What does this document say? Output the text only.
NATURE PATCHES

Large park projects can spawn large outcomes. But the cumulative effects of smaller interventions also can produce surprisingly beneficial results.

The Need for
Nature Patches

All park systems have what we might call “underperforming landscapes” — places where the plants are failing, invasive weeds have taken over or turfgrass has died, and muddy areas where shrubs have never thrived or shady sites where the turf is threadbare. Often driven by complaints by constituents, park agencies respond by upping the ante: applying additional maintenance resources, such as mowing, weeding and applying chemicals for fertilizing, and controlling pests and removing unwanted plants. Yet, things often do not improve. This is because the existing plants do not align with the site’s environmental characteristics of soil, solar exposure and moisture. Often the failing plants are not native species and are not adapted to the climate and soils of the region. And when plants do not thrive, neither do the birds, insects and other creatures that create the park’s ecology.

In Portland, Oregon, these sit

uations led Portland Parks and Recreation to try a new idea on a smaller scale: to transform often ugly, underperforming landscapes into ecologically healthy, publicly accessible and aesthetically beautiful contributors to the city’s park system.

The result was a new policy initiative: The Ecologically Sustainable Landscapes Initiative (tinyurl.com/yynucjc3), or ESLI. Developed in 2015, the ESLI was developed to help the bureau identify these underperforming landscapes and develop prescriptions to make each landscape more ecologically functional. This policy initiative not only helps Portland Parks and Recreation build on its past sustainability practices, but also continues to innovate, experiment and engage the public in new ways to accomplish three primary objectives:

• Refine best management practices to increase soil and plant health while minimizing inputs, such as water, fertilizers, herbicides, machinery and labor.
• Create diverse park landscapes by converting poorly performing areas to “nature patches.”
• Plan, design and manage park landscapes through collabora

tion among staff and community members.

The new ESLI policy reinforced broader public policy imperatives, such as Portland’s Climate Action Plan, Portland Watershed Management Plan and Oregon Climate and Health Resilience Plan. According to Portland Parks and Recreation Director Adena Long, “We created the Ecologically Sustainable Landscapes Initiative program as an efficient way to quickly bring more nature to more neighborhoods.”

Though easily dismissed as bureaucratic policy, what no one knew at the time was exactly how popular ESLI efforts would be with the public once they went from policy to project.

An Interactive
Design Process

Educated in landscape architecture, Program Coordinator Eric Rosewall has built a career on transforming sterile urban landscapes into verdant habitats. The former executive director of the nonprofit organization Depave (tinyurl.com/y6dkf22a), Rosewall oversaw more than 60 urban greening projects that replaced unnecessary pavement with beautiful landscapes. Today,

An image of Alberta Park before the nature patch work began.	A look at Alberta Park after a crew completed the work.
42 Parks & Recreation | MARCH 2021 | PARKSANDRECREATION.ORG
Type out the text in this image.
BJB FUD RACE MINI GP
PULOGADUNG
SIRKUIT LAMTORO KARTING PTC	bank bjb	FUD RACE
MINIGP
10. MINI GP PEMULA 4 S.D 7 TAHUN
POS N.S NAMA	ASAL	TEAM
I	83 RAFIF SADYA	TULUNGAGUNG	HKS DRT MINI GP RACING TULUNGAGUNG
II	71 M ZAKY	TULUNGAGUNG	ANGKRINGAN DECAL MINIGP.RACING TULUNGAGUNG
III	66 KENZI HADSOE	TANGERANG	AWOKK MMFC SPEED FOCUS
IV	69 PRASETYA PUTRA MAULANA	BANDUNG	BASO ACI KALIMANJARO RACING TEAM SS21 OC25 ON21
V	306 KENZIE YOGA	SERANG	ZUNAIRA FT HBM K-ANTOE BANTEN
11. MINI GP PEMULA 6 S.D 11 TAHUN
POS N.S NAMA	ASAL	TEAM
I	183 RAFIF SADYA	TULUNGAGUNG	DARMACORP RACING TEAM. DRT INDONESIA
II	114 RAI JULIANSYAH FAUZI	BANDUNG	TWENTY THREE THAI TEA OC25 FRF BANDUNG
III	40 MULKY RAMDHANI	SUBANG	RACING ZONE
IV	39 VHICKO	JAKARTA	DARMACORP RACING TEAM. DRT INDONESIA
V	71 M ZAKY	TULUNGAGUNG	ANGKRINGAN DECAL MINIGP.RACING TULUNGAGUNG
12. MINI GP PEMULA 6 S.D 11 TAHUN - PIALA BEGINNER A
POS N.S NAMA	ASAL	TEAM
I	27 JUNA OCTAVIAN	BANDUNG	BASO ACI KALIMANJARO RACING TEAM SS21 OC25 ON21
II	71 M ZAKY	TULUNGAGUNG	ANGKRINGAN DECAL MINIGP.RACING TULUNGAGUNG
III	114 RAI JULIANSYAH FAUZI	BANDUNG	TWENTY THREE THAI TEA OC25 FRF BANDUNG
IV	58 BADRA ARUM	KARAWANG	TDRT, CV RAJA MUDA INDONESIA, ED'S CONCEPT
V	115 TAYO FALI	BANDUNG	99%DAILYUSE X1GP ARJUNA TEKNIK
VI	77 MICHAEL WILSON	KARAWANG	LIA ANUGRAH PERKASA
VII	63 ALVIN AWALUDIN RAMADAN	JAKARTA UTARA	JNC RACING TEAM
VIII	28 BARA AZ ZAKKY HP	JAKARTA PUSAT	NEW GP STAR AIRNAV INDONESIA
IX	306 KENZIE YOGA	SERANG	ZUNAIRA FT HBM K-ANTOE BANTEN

⁂

▶ **SHORT EXERCISE**: Reproduce the final stretch of the data above: every line from the one holding "Type out the text in this image." through the end, inclusive, exactly as written and nothing else.

▶ **RESULT OF THIS TASK**:
Type out the text in this image.
BJB FUD RACE MINI GP
PULOGADUNG
SIRKUIT LAMTORO KARTING PTC	bank bjb	FUD RACE
MINIGP
10. MINI GP PEMULA 4 S.D 7 TAHUN
POS N.S NAMA	ASAL	TEAM
I	83 RAFIF SADYA	TULUNGAGUNG	HKS DRT MINI GP RACING TULUNGAGUNG
II	71 M ZAKY	TULUNGAGUNG	ANGKRINGAN DECAL MINIGP.RACING TULUNGAGUNG
III	66 KENZI HADSOE	TANGERANG	AWOKK MMFC SPEED FOCUS
IV	69 PRASETYA PUTRA MAULANA	BANDUNG	BASO ACI KALIMANJARO RACING TEAM SS21 OC25 ON21
V	306 KENZIE YOGA	SERANG	ZUNAIRA FT HBM K-ANTOE BANTEN
11. MINI GP PEMULA 6 S.D 11 TAHUN
POS N.S NAMA	ASAL	TEAM
I	183 RAFIF SADYA	TULUNGAGUNG	DARMACORP RACING TEAM. DRT INDONESIA
II	114 RAI JULIANSYAH FAUZI	BANDUNG	TWENTY THREE THAI TEA OC25 FRF BANDUNG
III	40 MULKY RAMDHANI	SUBANG	RACING ZONE
IV	39 VHICKO	JAKARTA	DARMACORP RACING TEAM. DRT INDONESIA
V	71 M ZAKY	TULUNGAGUNG	ANGKRINGAN DECAL MINIGP.RACING TULUNGAGUNG
12. MINI GP PEMULA 6 S.D 11 TAHUN - PIALA BEGINNER A
POS N.S NAMA	ASAL	TEAM
I	27 JUNA OCTAVIAN	BANDUNG	BASO ACI KALIMANJARO RACING TEAM SS21 OC25 ON21
II	71 M ZAKY	TULUNGAGUNG	ANGKRINGAN DECAL MINIGP.RACING TULUNGAGUNG
III	114 RAI JULIANSYAH FAUZI	BANDUNG	TWENTY THREE THAI TEA OC25 FRF BANDUNG
IV	58 BADRA ARUM	KARAWANG	TDRT, CV RAJA MUDA INDONESIA, ED'S CONCEPT
V	115 TAYO FALI	BANDUNG	99%DAILYUSE X1GP ARJUNA TEKNIK
VI	77 MICHAEL WILSON	KARAWANG	LIA ANUGRAH PERKASA
VII	63 ALVIN AWALUDIN RAMADAN	JAKARTA UTARA	JNC RACING TEAM
VIII	28 BARA AZ ZAKKY HP	JAKARTA PUSAT	NEW GP STAR AIRNAV INDONESIA
IX	306 KENZIE YOGA	SERANG	ZUNAIRA FT HBM K-ANTOE BANTEN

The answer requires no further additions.